◆ **INFORMATION SUPPLIED**:
--- BEGIN ---
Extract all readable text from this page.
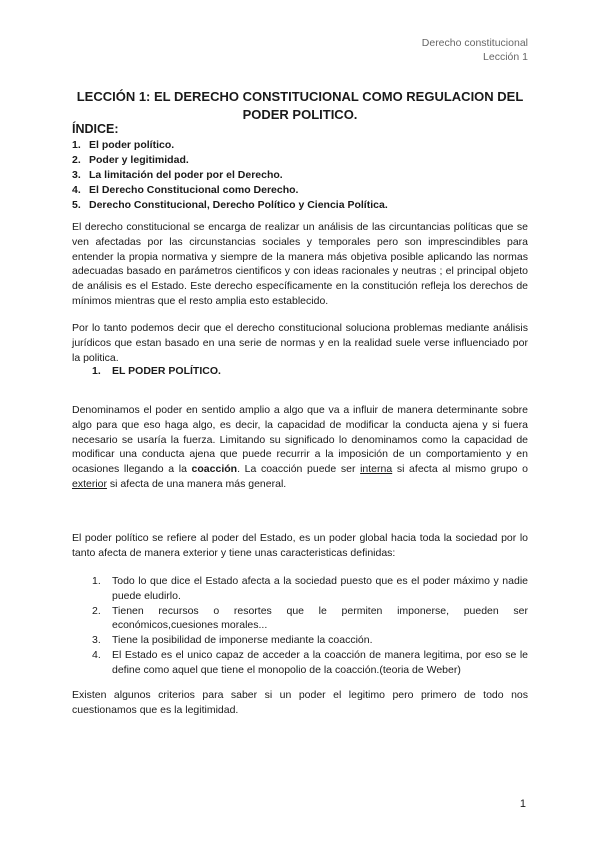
Derecho constitucional
Lección 1
LECCIÓN 1: EL DERECHO CONSTITUCIONAL COMO REGULACION DEL PODER POLITICO.
ÍNDICE:
1. El poder político.
2. Poder y legitimidad.
3. La limitación del poder por el Derecho.
4. El Derecho Constitucional como Derecho.
5. Derecho Constitucional, Derecho Político y Ciencia Política.

El derecho constitucional se encarga de realizar un análisis de las circuntancias políticas que se ven afectadas por las circunstancias sociales y temporales pero son imprescindibles para entender la propia normativa y siempre de la manera más objetiva posible aplicando las normas adecuadas basado en parámetros cientificos y con ideas racionales y neutras ; el principal objeto de análisis es el Estado. Este derecho específicamente en la constitución refleja los derechos de mínimos mientras que el resto amplia esto establecido.

Por lo tanto podemos decir que el derecho constitucional soluciona problemas mediante análisis jurídicos que estan basado en una serie de normas y en la realidad suele verse influenciado por la politica.

1. EL PODER POLÍTICO.

Denominamos el poder en sentido amplio a algo que va a influir de manera determinante sobre algo para que eso haga algo, es decir, la capacidad de modificar la conducta ajena y si fuera necesario se usaría la fuerza. Limitando su significado lo denominamos como la capacidad de modificar una conducta ajena que puede recurrir a la imposición de un comportamiento y en ocasiones llegando a la coacción. La coacción puede ser interna si afecta al mismo grupo o exterior si afecta de una manera más general.

El poder político se refiere al poder del Estado, es un poder global hacia toda la sociedad por lo tanto afecta de manera exterior y tiene unas caracteristicas definidas:

1. Todo lo que dice el Estado afecta a la sociedad puesto que es el poder máximo y nadie puede eludirlo.
2. Tienen recursos o resortes que le permiten imponerse, pueden ser económicos,cuesiones morales...
3. Tiene la posibilidad de imponerse mediante la coacción.
4. El Estado es el unico capaz de acceder a la coacción de manera legitima, por eso se le define como aquel que tiene el monopolio de la coacción.(teoria de Weber)

Existen algunos criterios para saber si un poder el legitimo pero primero de todo nos cuestionamos que es la legitimidad.

1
--- END ---
◆ **WHAT IS BEING ASKED**:
Find every line in the records above that holds the word "decir", and copy each one.

◆ **TASK RESPONSE**:
Por lo tanto podemos decir que el derecho constitucional soluciona problemas mediante análisis jurídicos que estan basado en una serie de normas y en la realidad suele verse influenciado por la politica.
Denominamos el poder en sentido amplio a algo que va a influir de manera determinante sobre algo para que eso haga algo, es decir, la capacidad de modificar la conducta ajena y si fuera necesario se usaría la fuerza. Limitando su significado lo denominamos como la capacidad de modificar una conducta ajena que puede recurrir a la imposición de un comportamiento y en ocasiones llegando a la coacción. La coacción puede ser interna si afecta al mismo grupo o exterior si afecta de una manera más general.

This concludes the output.